THE EXERCISE
Among the lines below, how many carry the string "support"? Reply with a number and nothing else.

(Figure contents as structured data)
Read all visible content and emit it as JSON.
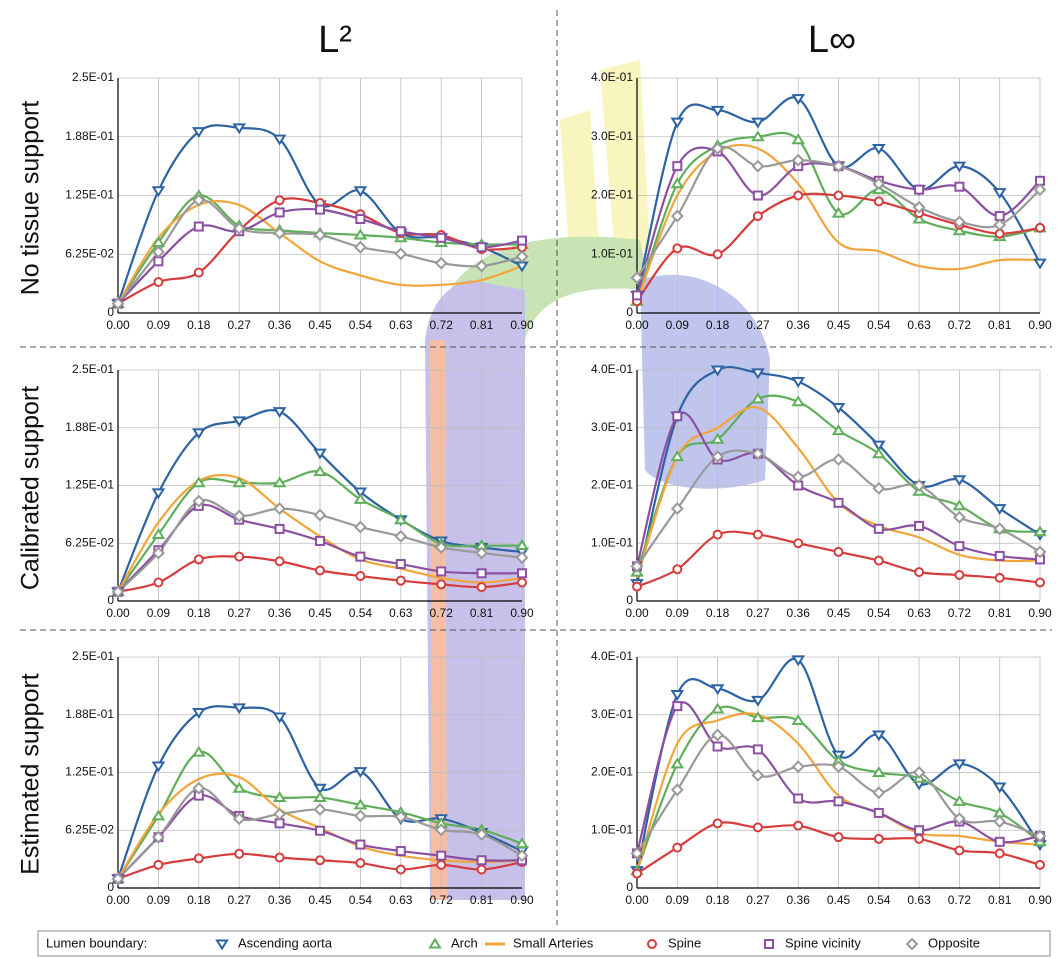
{
  "columns": [
    "L²",
    "L∞"
  ],
  "rows": [
    "No tissue support",
    "Calibrated support",
    "Estimated support"
  ],
  "legend_title": "Lumen boundary:",
  "chart_data": [
    {
      "type": "line",
      "x": [
        0,
        0.09,
        0.18,
        0.27,
        0.36,
        0.45,
        0.54,
        0.63,
        0.72,
        0.81,
        0.9
      ],
      "xlim": [
        0,
        0.9
      ],
      "xticks": [
        {
          "value": 0,
          "label": "0.00"
        },
        {
          "value": 0.09,
          "label": "0.09"
        },
        {
          "value": 0.18,
          "label": "0.18"
        },
        {
          "value": 0.27,
          "label": "0.27"
        },
        {
          "value": 0.36,
          "label": "0.36"
        },
        {
          "value": 0.45,
          "label": "0.45"
        },
        {
          "value": 0.54,
          "label": "0.54"
        },
        {
          "value": 0.63,
          "label": "0.63"
        },
        {
          "value": 0.72,
          "label": "0.72"
        },
        {
          "value": 0.81,
          "label": "0.81"
        },
        {
          "value": 0.9,
          "label": "0.90"
        }
      ],
      "ylim": [
        0,
        0.25
      ],
      "yticks": [
        0,
        {
          "value": 0.0625,
          "label": "6.25E-02"
        },
        {
          "value": 0.125,
          "label": "1.25E-01"
        },
        {
          "value": 0.1875,
          "label": "1.88E-01"
        },
        {
          "value": 0.25,
          "label": "2.5E-01"
        }
      ],
      "grid": true,
      "series": [
        {
          "name": "Ascending aorta",
          "color": "#2d62a3",
          "marker": "triangle-down",
          "values": [
            0.01,
            0.13,
            0.193,
            0.197,
            0.185,
            0.115,
            0.13,
            0.085,
            0.08,
            0.07,
            0.05
          ]
        },
        {
          "name": "Arch",
          "color": "#5fae5a",
          "marker": "triangle-up",
          "values": [
            0.01,
            0.075,
            0.125,
            0.093,
            0.088,
            0.085,
            0.083,
            0.08,
            0.075,
            0.073,
            0.073
          ]
        },
        {
          "name": "Small Arteries",
          "color": "#f2a53a",
          "marker": "none",
          "values": [
            0.01,
            0.08,
            0.115,
            0.115,
            0.085,
            0.055,
            0.04,
            0.03,
            0.03,
            0.035,
            0.05
          ]
        },
        {
          "name": "Spine",
          "color": "#d63c3c",
          "marker": "circle",
          "values": [
            0.01,
            0.033,
            0.043,
            0.088,
            0.12,
            0.117,
            0.105,
            0.085,
            0.083,
            0.068,
            0.07
          ]
        },
        {
          "name": "Spine vicinity",
          "color": "#8c50a2",
          "marker": "square",
          "values": [
            0.01,
            0.055,
            0.092,
            0.087,
            0.107,
            0.11,
            0.1,
            0.087,
            0.08,
            0.07,
            0.077
          ]
        },
        {
          "name": "Opposite",
          "color": "#999999",
          "marker": "diamond",
          "values": [
            0.01,
            0.065,
            0.12,
            0.09,
            0.085,
            0.083,
            0.07,
            0.063,
            0.053,
            0.05,
            0.06
          ]
        }
      ]
    },
    {
      "type": "line",
      "x": [
        0,
        0.09,
        0.18,
        0.27,
        0.36,
        0.45,
        0.54,
        0.63,
        0.72,
        0.81,
        0.9
      ],
      "xlim": [
        0,
        0.9
      ],
      "xticks": [
        {
          "value": 0,
          "label": "0.00"
        },
        {
          "value": 0.09,
          "label": "0.09"
        },
        {
          "value": 0.18,
          "label": "0.18"
        },
        {
          "value": 0.27,
          "label": "0.27"
        },
        {
          "value": 0.36,
          "label": "0.36"
        },
        {
          "value": 0.45,
          "label": "0.45"
        },
        {
          "value": 0.54,
          "label": "0.54"
        },
        {
          "value": 0.63,
          "label": "0.63"
        },
        {
          "value": 0.72,
          "label": "0.72"
        },
        {
          "value": 0.81,
          "label": "0.81"
        },
        {
          "value": 0.9,
          "label": "0.90"
        }
      ],
      "ylim": [
        0,
        0.4
      ],
      "yticks": [
        0,
        {
          "value": 0.1,
          "label": "1.0E-01"
        },
        {
          "value": 0.2,
          "label": "2.0E-01"
        },
        {
          "value": 0.3,
          "label": "3.0E-01"
        },
        {
          "value": 0.4,
          "label": "4.0E-01"
        }
      ],
      "grid": true,
      "series": [
        {
          "values": [
            0.03,
            0.325,
            0.345,
            0.325,
            0.365,
            0.25,
            0.28,
            0.21,
            0.25,
            0.205,
            0.085
          ]
        },
        {
          "values": [
            0.02,
            0.22,
            0.285,
            0.3,
            0.295,
            0.17,
            0.21,
            0.16,
            0.14,
            0.13,
            0.145
          ]
        },
        {
          "values": [
            0.02,
            0.2,
            0.275,
            0.28,
            0.22,
            0.12,
            0.105,
            0.08,
            0.075,
            0.09,
            0.09
          ]
        },
        {
          "values": [
            0.02,
            0.11,
            0.1,
            0.165,
            0.2,
            0.2,
            0.19,
            0.17,
            0.15,
            0.135,
            0.145
          ]
        },
        {
          "values": [
            0.03,
            0.25,
            0.275,
            0.2,
            0.25,
            0.25,
            0.225,
            0.21,
            0.215,
            0.165,
            0.225
          ]
        },
        {
          "values": [
            0.06,
            0.165,
            0.28,
            0.25,
            0.26,
            0.25,
            0.22,
            0.18,
            0.155,
            0.15,
            0.21
          ]
        }
      ]
    },
    {
      "type": "line",
      "x": [
        0,
        0.09,
        0.18,
        0.27,
        0.36,
        0.45,
        0.54,
        0.63,
        0.72,
        0.81,
        0.9
      ],
      "xlim": [
        0,
        0.9
      ],
      "xticks": [
        {
          "value": 0,
          "label": "0.00"
        },
        {
          "value": 0.09,
          "label": "0.09"
        },
        {
          "value": 0.18,
          "label": "0.18"
        },
        {
          "value": 0.27,
          "label": "0.27"
        },
        {
          "value": 0.36,
          "label": "0.36"
        },
        {
          "value": 0.45,
          "label": "0.45"
        },
        {
          "value": 0.54,
          "label": "0.54"
        },
        {
          "value": 0.63,
          "label": "0.63"
        },
        {
          "value": 0.72,
          "label": "0.72"
        },
        {
          "value": 0.81,
          "label": "0.81"
        },
        {
          "value": 0.9,
          "label": "0.90"
        }
      ],
      "ylim": [
        0,
        0.25
      ],
      "yticks": [
        0,
        {
          "value": 0.0625,
          "label": "6.25E-02"
        },
        {
          "value": 0.125,
          "label": "1.25E-01"
        },
        {
          "value": 0.1875,
          "label": "1.88E-01"
        },
        {
          "value": 0.25,
          "label": "2.5E-01"
        }
      ],
      "grid": true,
      "series": [
        {
          "values": [
            0.01,
            0.117,
            0.182,
            0.195,
            0.205,
            0.16,
            0.118,
            0.088,
            0.065,
            0.058,
            0.053
          ]
        },
        {
          "values": [
            0.01,
            0.072,
            0.128,
            0.128,
            0.128,
            0.14,
            0.11,
            0.088,
            0.062,
            0.06,
            0.06
          ]
        },
        {
          "values": [
            0.01,
            0.085,
            0.13,
            0.133,
            0.1,
            0.07,
            0.045,
            0.035,
            0.025,
            0.02,
            0.025
          ]
        },
        {
          "values": [
            0.01,
            0.02,
            0.045,
            0.048,
            0.043,
            0.033,
            0.027,
            0.022,
            0.018,
            0.015,
            0.02
          ]
        },
        {
          "values": [
            0.01,
            0.055,
            0.103,
            0.088,
            0.078,
            0.065,
            0.048,
            0.04,
            0.032,
            0.03,
            0.03
          ]
        },
        {
          "values": [
            0.01,
            0.052,
            0.108,
            0.092,
            0.1,
            0.093,
            0.08,
            0.07,
            0.058,
            0.052,
            0.047
          ]
        }
      ]
    },
    {
      "type": "line",
      "x": [
        0,
        0.09,
        0.18,
        0.27,
        0.36,
        0.45,
        0.54,
        0.63,
        0.72,
        0.81,
        0.9
      ],
      "xlim": [
        0,
        0.9
      ],
      "xticks": [
        {
          "value": 0,
          "label": "0.00"
        },
        {
          "value": 0.09,
          "label": "0.09"
        },
        {
          "value": 0.18,
          "label": "0.18"
        },
        {
          "value": 0.27,
          "label": "0.27"
        },
        {
          "value": 0.36,
          "label": "0.36"
        },
        {
          "value": 0.45,
          "label": "0.45"
        },
        {
          "value": 0.54,
          "label": "0.54"
        },
        {
          "value": 0.63,
          "label": "0.63"
        },
        {
          "value": 0.72,
          "label": "0.72"
        },
        {
          "value": 0.81,
          "label": "0.81"
        },
        {
          "value": 0.9,
          "label": "0.90"
        }
      ],
      "ylim": [
        0,
        0.4
      ],
      "yticks": [
        0,
        {
          "value": 0.1,
          "label": "1.0E-01"
        },
        {
          "value": 0.2,
          "label": "2.0E-01"
        },
        {
          "value": 0.3,
          "label": "3.0E-01"
        },
        {
          "value": 0.4,
          "label": "4.0E-01"
        }
      ],
      "grid": true,
      "series": [
        {
          "values": [
            0.03,
            0.32,
            0.4,
            0.395,
            0.38,
            0.335,
            0.27,
            0.2,
            0.21,
            0.16,
            0.115
          ]
        },
        {
          "values": [
            0.05,
            0.25,
            0.28,
            0.35,
            0.345,
            0.295,
            0.255,
            0.19,
            0.165,
            0.125,
            0.12
          ]
        },
        {
          "values": [
            0.04,
            0.25,
            0.3,
            0.335,
            0.265,
            0.17,
            0.13,
            0.11,
            0.08,
            0.07,
            0.07
          ]
        },
        {
          "values": [
            0.025,
            0.055,
            0.115,
            0.115,
            0.1,
            0.085,
            0.07,
            0.05,
            0.045,
            0.04,
            0.032
          ]
        },
        {
          "values": [
            0.06,
            0.32,
            0.245,
            0.255,
            0.2,
            0.17,
            0.125,
            0.13,
            0.095,
            0.078,
            0.072
          ]
        },
        {
          "values": [
            0.06,
            0.16,
            0.25,
            0.255,
            0.215,
            0.245,
            0.195,
            0.2,
            0.145,
            0.125,
            0.085
          ]
        }
      ]
    },
    {
      "type": "line",
      "x": [
        0,
        0.09,
        0.18,
        0.27,
        0.36,
        0.45,
        0.54,
        0.63,
        0.72,
        0.81,
        0.9
      ],
      "xlim": [
        0,
        0.9
      ],
      "xticks": [
        {
          "value": 0,
          "label": "0.00"
        },
        {
          "value": 0.09,
          "label": "0.09"
        },
        {
          "value": 0.18,
          "label": "0.18"
        },
        {
          "value": 0.27,
          "label": "0.27"
        },
        {
          "value": 0.36,
          "label": "0.36"
        },
        {
          "value": 0.45,
          "label": "0.45"
        },
        {
          "value": 0.54,
          "label": "0.54"
        },
        {
          "value": 0.63,
          "label": "0.63"
        },
        {
          "value": 0.72,
          "label": "0.72"
        },
        {
          "value": 0.81,
          "label": "0.81"
        },
        {
          "value": 0.9,
          "label": "0.90"
        }
      ],
      "ylim": [
        0,
        0.25
      ],
      "yticks": [
        0,
        {
          "value": 0.0625,
          "label": "6.25E-02"
        },
        {
          "value": 0.125,
          "label": "1.25E-01"
        },
        {
          "value": 0.1875,
          "label": "1.88E-01"
        },
        {
          "value": 0.25,
          "label": "2.5E-01"
        }
      ],
      "grid": true,
      "series": [
        {
          "values": [
            0.01,
            0.132,
            0.19,
            0.195,
            0.185,
            0.108,
            0.126,
            0.075,
            0.075,
            0.06,
            0.04
          ]
        },
        {
          "values": [
            0.01,
            0.078,
            0.147,
            0.108,
            0.098,
            0.098,
            0.09,
            0.082,
            0.07,
            0.063,
            0.048
          ]
        },
        {
          "values": [
            0.01,
            0.08,
            0.118,
            0.12,
            0.085,
            0.065,
            0.045,
            0.035,
            0.03,
            0.028,
            0.03
          ]
        },
        {
          "values": [
            0.01,
            0.025,
            0.032,
            0.037,
            0.033,
            0.03,
            0.027,
            0.02,
            0.025,
            0.02,
            0.028
          ]
        },
        {
          "values": [
            0.01,
            0.055,
            0.1,
            0.078,
            0.07,
            0.062,
            0.047,
            0.04,
            0.035,
            0.03,
            0.03
          ]
        },
        {
          "values": [
            0.01,
            0.055,
            0.108,
            0.075,
            0.08,
            0.085,
            0.078,
            0.077,
            0.063,
            0.058,
            0.035
          ]
        }
      ]
    },
    {
      "type": "line",
      "x": [
        0,
        0.09,
        0.18,
        0.27,
        0.36,
        0.45,
        0.54,
        0.63,
        0.72,
        0.81,
        0.9
      ],
      "xlim": [
        0,
        0.9
      ],
      "xticks": [
        {
          "value": 0,
          "label": "0.00"
        },
        {
          "value": 0.09,
          "label": "0.09"
        },
        {
          "value": 0.18,
          "label": "0.18"
        },
        {
          "value": 0.27,
          "label": "0.27"
        },
        {
          "value": 0.36,
          "label": "0.36"
        },
        {
          "value": 0.45,
          "label": "0.45"
        },
        {
          "value": 0.54,
          "label": "0.54"
        },
        {
          "value": 0.63,
          "label": "0.63"
        },
        {
          "value": 0.72,
          "label": "0.72"
        },
        {
          "value": 0.81,
          "label": "0.81"
        },
        {
          "value": 0.9,
          "label": "0.90"
        }
      ],
      "ylim": [
        0,
        0.4
      ],
      "yticks": [
        0,
        {
          "value": 0.1,
          "label": "1.0E-01"
        },
        {
          "value": 0.2,
          "label": "2.0E-01"
        },
        {
          "value": 0.3,
          "label": "3.0E-01"
        },
        {
          "value": 0.4,
          "label": "4.0E-01"
        }
      ],
      "grid": true,
      "series": [
        {
          "values": [
            0.03,
            0.335,
            0.345,
            0.325,
            0.395,
            0.23,
            0.265,
            0.18,
            0.215,
            0.175,
            0.075
          ]
        },
        {
          "values": [
            0.03,
            0.215,
            0.31,
            0.295,
            0.29,
            0.22,
            0.2,
            0.19,
            0.15,
            0.13,
            0.08
          ]
        },
        {
          "values": [
            0.03,
            0.25,
            0.29,
            0.3,
            0.25,
            0.16,
            0.13,
            0.095,
            0.09,
            0.08,
            0.075
          ]
        },
        {
          "values": [
            0.025,
            0.07,
            0.112,
            0.105,
            0.108,
            0.088,
            0.085,
            0.085,
            0.065,
            0.06,
            0.04
          ]
        },
        {
          "values": [
            0.06,
            0.315,
            0.245,
            0.24,
            0.155,
            0.15,
            0.13,
            0.1,
            0.115,
            0.08,
            0.09
          ]
        },
        {
          "values": [
            0.06,
            0.17,
            0.265,
            0.195,
            0.21,
            0.21,
            0.165,
            0.2,
            0.12,
            0.115,
            0.09
          ]
        }
      ]
    }
  ]
}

COMPLETE ANSWER
3